**Exercise inputs**
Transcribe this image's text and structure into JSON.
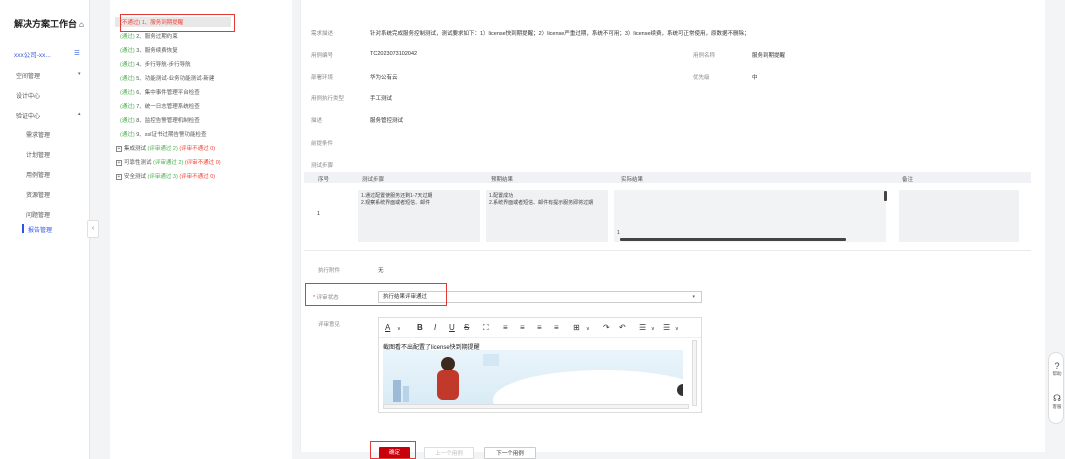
{
  "sidebar": {
    "brand": "解决方案工作台",
    "company": "xxx公司-xx...",
    "nav": [
      {
        "label": "空间管理",
        "expand": "▾"
      },
      {
        "label": "设计中心",
        "expand": ""
      },
      {
        "label": "验证中心",
        "expand": "▴"
      }
    ],
    "sub_items": [
      "需求管理",
      "计划管理",
      "用例管理",
      "资源管理",
      "问题管理",
      "报告管理"
    ],
    "active_sub": "报告管理",
    "collapse_glyph": "‹"
  },
  "tree": {
    "items": [
      {
        "status": "(不通过)",
        "status_kind": "fail",
        "label": "1、服务到期提醒"
      },
      {
        "status": "(通过)",
        "status_kind": "ok",
        "label": "2、服务过期约束"
      },
      {
        "status": "(通过)",
        "status_kind": "ok",
        "label": "3、服务续费恢复"
      },
      {
        "status": "(通过)",
        "status_kind": "ok",
        "label": "4、步行导航-步行导航"
      },
      {
        "status": "(通过)",
        "status_kind": "ok",
        "label": "5、功能测试-业务功能测试-新建"
      },
      {
        "status": "(通过)",
        "status_kind": "ok",
        "label": "6、集中事件管理平台检查"
      },
      {
        "status": "(通过)",
        "status_kind": "ok",
        "label": "7、统一日志管理系统检查"
      },
      {
        "status": "(通过)",
        "status_kind": "ok",
        "label": "8、监控告警管理机制检查"
      },
      {
        "status": "(通过)",
        "status_kind": "ok",
        "label": "9、ssl证书过期告警功能检查"
      }
    ],
    "groups": [
      {
        "name": "集成测试",
        "pass": "(评审通过 2)",
        "fail": "(评审不通过 0)"
      },
      {
        "name": "可靠性测试",
        "pass": "(评审通过 2)",
        "fail": "(评审不通过 0)"
      },
      {
        "name": "安全测试",
        "pass": "(评审通过 3)",
        "fail": "(评审不通过 0)"
      }
    ]
  },
  "detail": {
    "req_label": "需求描述",
    "req_value": "针对系统完成服务控制测试，测试要求如下：1）license快到期提醒；2）license严重过期，系统不可用；3）license续费，系统可正常使用，原数据不删除；",
    "case_no_label": "用例编号",
    "case_no": "TC2023073102042",
    "case_name_label": "用例名称",
    "case_name": "服务到期提醒",
    "env_label": "部署环境",
    "env": "华为公有云",
    "priority_label": "优先级",
    "priority": "中",
    "exec_type_label": "用例执行类型",
    "exec_type": "手工测试",
    "desc_label": "描述",
    "desc": "服务管控测试",
    "precondition_label": "前提条件",
    "steps_label": "测试步骤",
    "table_headers": [
      "序号",
      "测试步骤",
      "预期结果",
      "实际结果",
      "备注"
    ],
    "row": {
      "no": "1",
      "step": "1.通过配置使服务还剩1-7天过期\n2.观察系统界面或者短信、邮件",
      "expected": "1.配置成功\n2.系统界面或者短信、邮件有提示服务即将过期",
      "actual": "1",
      "remark": ""
    },
    "attach_label": "执行附件",
    "attach": "无",
    "review_status_label": "评审状态",
    "review_status": "执行结果评审通过",
    "review_opinion_label": "评审意见",
    "editor_text": "截图看不出配置了license快到期提醒",
    "toolbar": [
      "A",
      "∨",
      "B",
      "I",
      "U",
      "S",
      "⛶",
      "≡",
      "≡",
      "≡",
      "≡",
      "⊞",
      "∨",
      "↷",
      "↶",
      "☰",
      "∨",
      "☰",
      "∨"
    ],
    "buttons": {
      "confirm": "确定",
      "prev": "上一个用例",
      "next": "下一个用例"
    }
  },
  "float": {
    "help": "帮助",
    "service": "客服"
  },
  "colors": {
    "accent": "#2f54eb",
    "primary_btn": "#c7000b",
    "pass": "#4caf50",
    "fail": "#f44336"
  }
}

**Goal**
All of the material above is to be copied exactly, except for its images.

**Problem solution**
Transcribe this image's text and structure into JSON.
{
  "sidebar": {
    "brand": "解决方案工作台",
    "company": "xxx公司-xx...",
    "nav": [
      {
        "label": "空间管理",
        "expand": "▾"
      },
      {
        "label": "设计中心",
        "expand": ""
      },
      {
        "label": "验证中心",
        "expand": "▴"
      }
    ],
    "sub_items": [
      "需求管理",
      "计划管理",
      "用例管理",
      "资源管理",
      "问题管理",
      "报告管理"
    ],
    "active_sub": "报告管理",
    "collapse_glyph": "‹"
  },
  "tree": {
    "items": [
      {
        "status": "(不通过)",
        "status_kind": "fail",
        "label": "1、服务到期提醒"
      },
      {
        "status": "(通过)",
        "status_kind": "ok",
        "label": "2、服务过期约束"
      },
      {
        "status": "(通过)",
        "status_kind": "ok",
        "label": "3、服务续费恢复"
      },
      {
        "status": "(通过)",
        "status_kind": "ok",
        "label": "4、步行导航-步行导航"
      },
      {
        "status": "(通过)",
        "status_kind": "ok",
        "label": "5、功能测试-业务功能测试-新建"
      },
      {
        "status": "(通过)",
        "status_kind": "ok",
        "label": "6、集中事件管理平台检查"
      },
      {
        "status": "(通过)",
        "status_kind": "ok",
        "label": "7、统一日志管理系统检查"
      },
      {
        "status": "(通过)",
        "status_kind": "ok",
        "label": "8、监控告警管理机制检查"
      },
      {
        "status": "(通过)",
        "status_kind": "ok",
        "label": "9、ssl证书过期告警功能检查"
      }
    ],
    "groups": [
      {
        "name": "集成测试",
        "pass": "(评审通过 2)",
        "fail": "(评审不通过 0)"
      },
      {
        "name": "可靠性测试",
        "pass": "(评审通过 2)",
        "fail": "(评审不通过 0)"
      },
      {
        "name": "安全测试",
        "pass": "(评审通过 3)",
        "fail": "(评审不通过 0)"
      }
    ]
  },
  "detail": {
    "req_label": "需求描述",
    "req_value": "针对系统完成服务控制测试，测试要求如下：1）license快到期提醒；2）license严重过期，系统不可用；3）license续费，系统可正常使用，原数据不删除；",
    "case_no_label": "用例编号",
    "case_no": "TC2023073102042",
    "case_name_label": "用例名称",
    "case_name": "服务到期提醒",
    "env_label": "部署环境",
    "env": "华为公有云",
    "priority_label": "优先级",
    "priority": "中",
    "exec_type_label": "用例执行类型",
    "exec_type": "手工测试",
    "desc_label": "描述",
    "desc": "服务管控测试",
    "precondition_label": "前提条件",
    "steps_label": "测试步骤",
    "table_headers": [
      "序号",
      "测试步骤",
      "预期结果",
      "实际结果",
      "备注"
    ],
    "row": {
      "no": "1",
      "step": "1.通过配置使服务还剩1-7天过期\n2.观察系统界面或者短信、邮件",
      "expected": "1.配置成功\n2.系统界面或者短信、邮件有提示服务即将过期",
      "actual": "1",
      "remark": ""
    },
    "attach_label": "执行附件",
    "attach": "无",
    "review_status_label": "评审状态",
    "review_status": "执行结果评审通过",
    "review_opinion_label": "评审意见",
    "editor_text": "截图看不出配置了license快到期提醒",
    "toolbar": [
      "A",
      "∨",
      "B",
      "I",
      "U",
      "S",
      "⛶",
      "≡",
      "≡",
      "≡",
      "≡",
      "⊞",
      "∨",
      "↷",
      "↶",
      "☰",
      "∨",
      "☰",
      "∨"
    ],
    "buttons": {
      "confirm": "确定",
      "prev": "上一个用例",
      "next": "下一个用例"
    }
  },
  "float": {
    "help": "帮助",
    "service": "客服"
  },
  "colors": {
    "accent": "#2f54eb",
    "primary_btn": "#c7000b",
    "pass": "#4caf50",
    "fail": "#f44336"
  }
}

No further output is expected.